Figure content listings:
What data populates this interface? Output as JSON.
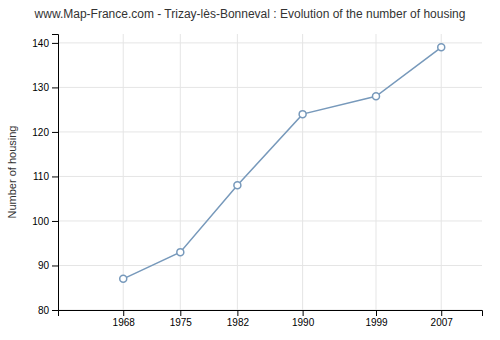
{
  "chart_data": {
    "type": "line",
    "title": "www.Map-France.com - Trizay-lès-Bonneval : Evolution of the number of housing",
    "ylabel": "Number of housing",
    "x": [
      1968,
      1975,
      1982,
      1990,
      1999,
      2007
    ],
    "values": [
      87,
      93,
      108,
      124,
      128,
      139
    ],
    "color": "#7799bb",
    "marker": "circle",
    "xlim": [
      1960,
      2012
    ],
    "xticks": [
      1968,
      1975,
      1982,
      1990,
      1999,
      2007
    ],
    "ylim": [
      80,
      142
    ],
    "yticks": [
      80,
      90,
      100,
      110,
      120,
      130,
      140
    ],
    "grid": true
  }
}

EXERCISE
Check each line of the records for the word "housing", and show the lines that contain it.

ANSWER TO THE EXERCISE
    "title": "www.Map-France.com - Trizay-lès-Bonneval : Evolution of the number of housing",
    "ylabel": "Number of housing",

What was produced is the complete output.